Start of Material to process

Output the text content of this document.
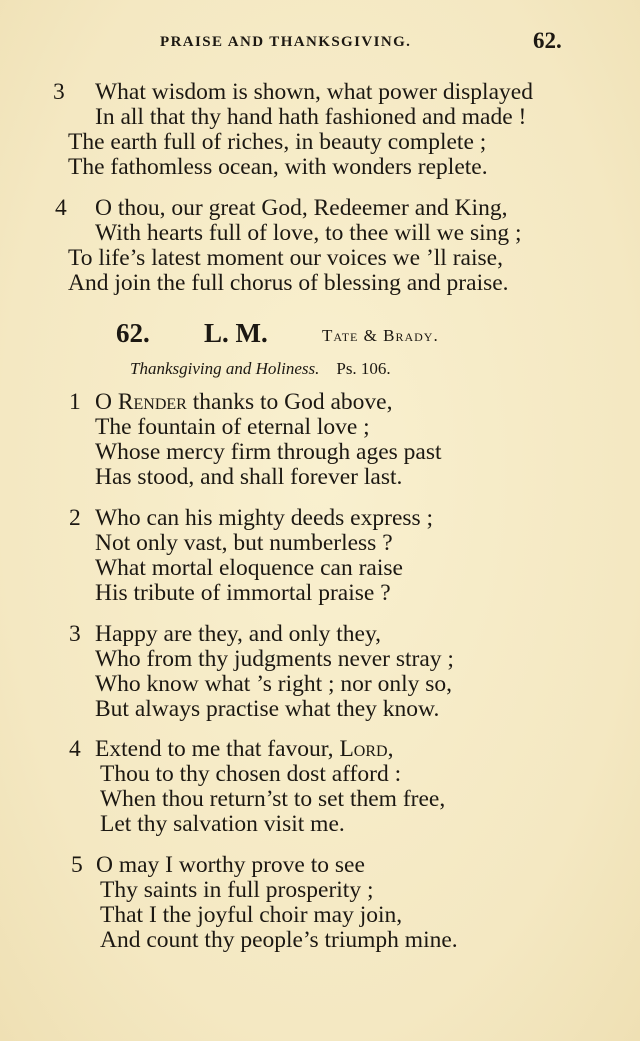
PRAISE AND THANKSGIVING.	62.
3 What wisdom is shown, what power displayed
In all that thy hand hath fashioned and made !
The earth full of riches, in beauty complete ;
The fathomless ocean, with wonders replete.
4 O thou, our great God, Redeemer and King,
With hearts full of love, to thee will we sing ;
To life’s latest moment our voices we ’ll raise,
And join the full chorus of blessing and praise.
62. L. M.	Tate & Brady.
Thanksgiving and Holiness. Ps. 106.
1 O Render thanks to God above,
The fountain of eternal love ;
Whose mercy firm through ages past
Has stood, and shall forever last.
2 Who can his mighty deeds express ;
Not only vast, but numberless ?
What mortal eloquence can raise
His tribute of immortal praise ?
3 Happy are they, and only they,
Who from thy judgments never stray ;
Who know what ’s right ; nor only so,
But always practise what they know.
4 Extend to me that favour, Lord,
Thou to thy chosen dost afford :
When thou return’st to set them free,
Let thy salvation visit me.
5 O may I worthy prove to see
Thy saints in full prosperity ;
That I the joyful choir may join,
And count thy people’s triumph mine.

End of Material to process

**Written exercise:** Omit pictures; set down the rest of the material word for word.

**The completed task:**
Output the text content of this document.
PRAISE AND THANKSGIVING.	62.
3 What wisdom is shown, what power displayed
In all that thy hand hath fashioned and made !
The earth full of riches, in beauty complete ;
The fathomless ocean, with wonders replete.
4 O thou, our great God, Redeemer and King,
With hearts full of love, to thee will we sing ;
To life’s latest moment our voices we ’ll raise,
And join the full chorus of blessing and praise.
62. L. M.	Tate & Brady.
Thanksgiving and Holiness. Ps. 106.
1 O Render thanks to God above,
The fountain of eternal love ;
Whose mercy firm through ages past
Has stood, and shall forever last.
2 Who can his mighty deeds express ;
Not only vast, but numberless ?
What mortal eloquence can raise
His tribute of immortal praise ?
3 Happy are they, and only they,
Who from thy judgments never stray ;
Who know what ’s right ; nor only so,
But always practise what they know.
4 Extend to me that favour, Lord,
Thou to thy chosen dost afford :
When thou return’st to set them free,
Let thy salvation visit me.
5 O may I worthy prove to see
Thy saints in full prosperity ;
That I the joyful choir may join,
And count thy people’s triumph mine.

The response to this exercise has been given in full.